#### Instructions for the task
Among the entries below, how many lines contain the string "Scam"? Reply with that number alone.

Dataset items:

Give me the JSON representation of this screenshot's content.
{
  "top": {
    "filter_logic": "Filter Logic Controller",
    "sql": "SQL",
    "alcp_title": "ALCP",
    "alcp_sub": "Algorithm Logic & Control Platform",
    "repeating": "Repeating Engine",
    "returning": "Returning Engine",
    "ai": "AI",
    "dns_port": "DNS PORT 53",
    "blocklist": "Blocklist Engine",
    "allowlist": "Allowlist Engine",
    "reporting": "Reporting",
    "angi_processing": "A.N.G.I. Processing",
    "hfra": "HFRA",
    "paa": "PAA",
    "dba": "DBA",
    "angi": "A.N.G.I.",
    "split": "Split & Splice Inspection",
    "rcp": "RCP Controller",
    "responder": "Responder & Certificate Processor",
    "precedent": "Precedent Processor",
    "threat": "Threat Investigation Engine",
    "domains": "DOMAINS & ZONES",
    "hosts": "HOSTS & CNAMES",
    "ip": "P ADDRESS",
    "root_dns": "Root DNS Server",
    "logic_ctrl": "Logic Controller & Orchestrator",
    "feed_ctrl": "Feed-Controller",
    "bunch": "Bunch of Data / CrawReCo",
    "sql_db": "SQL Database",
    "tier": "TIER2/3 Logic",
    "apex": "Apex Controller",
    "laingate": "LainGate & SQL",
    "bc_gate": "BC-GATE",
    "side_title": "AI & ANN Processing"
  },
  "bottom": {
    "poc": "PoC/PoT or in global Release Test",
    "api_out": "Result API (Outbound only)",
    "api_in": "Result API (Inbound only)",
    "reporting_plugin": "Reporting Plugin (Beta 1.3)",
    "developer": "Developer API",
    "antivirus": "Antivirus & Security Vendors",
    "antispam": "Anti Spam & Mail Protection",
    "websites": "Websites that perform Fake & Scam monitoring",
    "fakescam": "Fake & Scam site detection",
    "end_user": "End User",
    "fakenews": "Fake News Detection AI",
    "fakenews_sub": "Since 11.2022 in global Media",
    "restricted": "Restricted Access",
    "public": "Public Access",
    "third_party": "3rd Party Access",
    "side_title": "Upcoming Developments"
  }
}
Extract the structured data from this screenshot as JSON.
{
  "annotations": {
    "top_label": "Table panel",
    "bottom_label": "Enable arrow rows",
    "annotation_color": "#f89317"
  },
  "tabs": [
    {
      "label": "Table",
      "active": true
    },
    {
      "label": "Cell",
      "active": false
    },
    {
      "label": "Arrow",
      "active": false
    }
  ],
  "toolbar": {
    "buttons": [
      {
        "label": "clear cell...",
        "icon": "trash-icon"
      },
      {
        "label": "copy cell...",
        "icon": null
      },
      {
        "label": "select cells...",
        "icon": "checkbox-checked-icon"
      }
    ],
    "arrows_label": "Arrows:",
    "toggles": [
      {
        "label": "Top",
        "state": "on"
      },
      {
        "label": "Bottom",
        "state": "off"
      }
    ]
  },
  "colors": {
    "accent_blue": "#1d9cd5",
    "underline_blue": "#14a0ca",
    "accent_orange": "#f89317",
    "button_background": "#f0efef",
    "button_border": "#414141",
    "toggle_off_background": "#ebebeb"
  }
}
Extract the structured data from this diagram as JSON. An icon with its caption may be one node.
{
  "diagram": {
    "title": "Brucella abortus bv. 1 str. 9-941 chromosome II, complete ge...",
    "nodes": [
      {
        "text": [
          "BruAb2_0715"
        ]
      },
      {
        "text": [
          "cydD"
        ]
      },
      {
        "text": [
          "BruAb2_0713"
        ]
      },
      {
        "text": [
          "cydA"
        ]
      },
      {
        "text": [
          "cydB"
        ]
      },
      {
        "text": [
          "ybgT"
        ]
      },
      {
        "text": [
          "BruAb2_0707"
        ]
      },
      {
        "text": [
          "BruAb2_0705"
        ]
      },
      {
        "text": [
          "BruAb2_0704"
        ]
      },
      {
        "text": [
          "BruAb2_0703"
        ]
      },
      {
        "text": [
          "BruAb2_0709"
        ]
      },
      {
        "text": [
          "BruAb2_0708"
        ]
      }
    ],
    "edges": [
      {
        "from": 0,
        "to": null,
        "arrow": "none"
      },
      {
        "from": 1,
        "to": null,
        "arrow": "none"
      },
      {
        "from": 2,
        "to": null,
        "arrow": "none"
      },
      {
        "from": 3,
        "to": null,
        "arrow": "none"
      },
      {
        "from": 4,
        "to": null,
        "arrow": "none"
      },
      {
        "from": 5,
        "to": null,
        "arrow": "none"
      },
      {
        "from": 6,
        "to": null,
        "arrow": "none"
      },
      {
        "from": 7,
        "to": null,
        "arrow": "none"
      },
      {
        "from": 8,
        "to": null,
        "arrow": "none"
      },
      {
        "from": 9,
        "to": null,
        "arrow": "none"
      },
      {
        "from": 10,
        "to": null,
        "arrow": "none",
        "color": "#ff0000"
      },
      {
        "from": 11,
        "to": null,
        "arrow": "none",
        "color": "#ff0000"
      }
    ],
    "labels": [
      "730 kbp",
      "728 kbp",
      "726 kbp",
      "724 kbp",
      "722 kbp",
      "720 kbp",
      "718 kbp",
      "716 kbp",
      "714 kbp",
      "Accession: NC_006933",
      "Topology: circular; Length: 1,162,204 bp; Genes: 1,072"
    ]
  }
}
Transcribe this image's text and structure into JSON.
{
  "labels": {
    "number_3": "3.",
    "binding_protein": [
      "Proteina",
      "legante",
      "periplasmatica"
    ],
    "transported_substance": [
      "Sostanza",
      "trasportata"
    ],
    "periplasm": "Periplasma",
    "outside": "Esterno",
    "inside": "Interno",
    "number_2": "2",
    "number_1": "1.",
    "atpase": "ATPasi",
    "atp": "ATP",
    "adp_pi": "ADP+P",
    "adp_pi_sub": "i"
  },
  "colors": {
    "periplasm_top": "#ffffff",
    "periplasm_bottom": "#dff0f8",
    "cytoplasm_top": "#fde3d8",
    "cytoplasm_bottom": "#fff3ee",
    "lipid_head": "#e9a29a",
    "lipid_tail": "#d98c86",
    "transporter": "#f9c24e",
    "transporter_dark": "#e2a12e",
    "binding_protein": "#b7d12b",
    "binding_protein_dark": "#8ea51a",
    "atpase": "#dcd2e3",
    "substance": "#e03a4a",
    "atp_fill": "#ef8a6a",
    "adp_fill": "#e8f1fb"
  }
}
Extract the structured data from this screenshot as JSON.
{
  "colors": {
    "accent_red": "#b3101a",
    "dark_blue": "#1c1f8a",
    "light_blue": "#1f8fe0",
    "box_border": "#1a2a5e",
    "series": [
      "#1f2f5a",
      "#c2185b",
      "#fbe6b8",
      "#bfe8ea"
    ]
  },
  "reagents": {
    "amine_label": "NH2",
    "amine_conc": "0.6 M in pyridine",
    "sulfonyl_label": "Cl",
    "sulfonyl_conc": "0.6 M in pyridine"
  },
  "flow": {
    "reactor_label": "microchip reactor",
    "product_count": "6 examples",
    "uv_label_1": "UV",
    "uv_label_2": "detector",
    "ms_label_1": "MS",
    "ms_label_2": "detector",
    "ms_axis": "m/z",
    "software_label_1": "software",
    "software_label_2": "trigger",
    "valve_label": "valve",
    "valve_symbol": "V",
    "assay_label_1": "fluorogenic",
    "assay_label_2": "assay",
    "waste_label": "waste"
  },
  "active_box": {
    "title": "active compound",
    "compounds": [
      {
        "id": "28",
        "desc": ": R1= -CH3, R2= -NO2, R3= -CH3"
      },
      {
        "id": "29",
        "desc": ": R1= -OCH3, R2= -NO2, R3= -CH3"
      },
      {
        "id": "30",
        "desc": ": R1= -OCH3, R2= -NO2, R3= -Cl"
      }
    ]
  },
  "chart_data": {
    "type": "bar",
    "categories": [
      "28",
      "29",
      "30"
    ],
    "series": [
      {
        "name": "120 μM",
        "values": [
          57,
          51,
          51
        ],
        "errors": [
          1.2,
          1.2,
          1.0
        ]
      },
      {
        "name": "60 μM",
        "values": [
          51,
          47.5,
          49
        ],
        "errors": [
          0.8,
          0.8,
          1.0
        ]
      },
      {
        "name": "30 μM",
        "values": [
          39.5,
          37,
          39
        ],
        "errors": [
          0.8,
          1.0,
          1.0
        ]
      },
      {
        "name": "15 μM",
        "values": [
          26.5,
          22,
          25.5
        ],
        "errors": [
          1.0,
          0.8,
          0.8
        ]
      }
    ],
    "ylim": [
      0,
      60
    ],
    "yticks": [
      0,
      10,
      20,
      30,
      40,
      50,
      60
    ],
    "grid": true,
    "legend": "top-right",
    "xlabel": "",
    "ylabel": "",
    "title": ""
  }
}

#### The completed task
2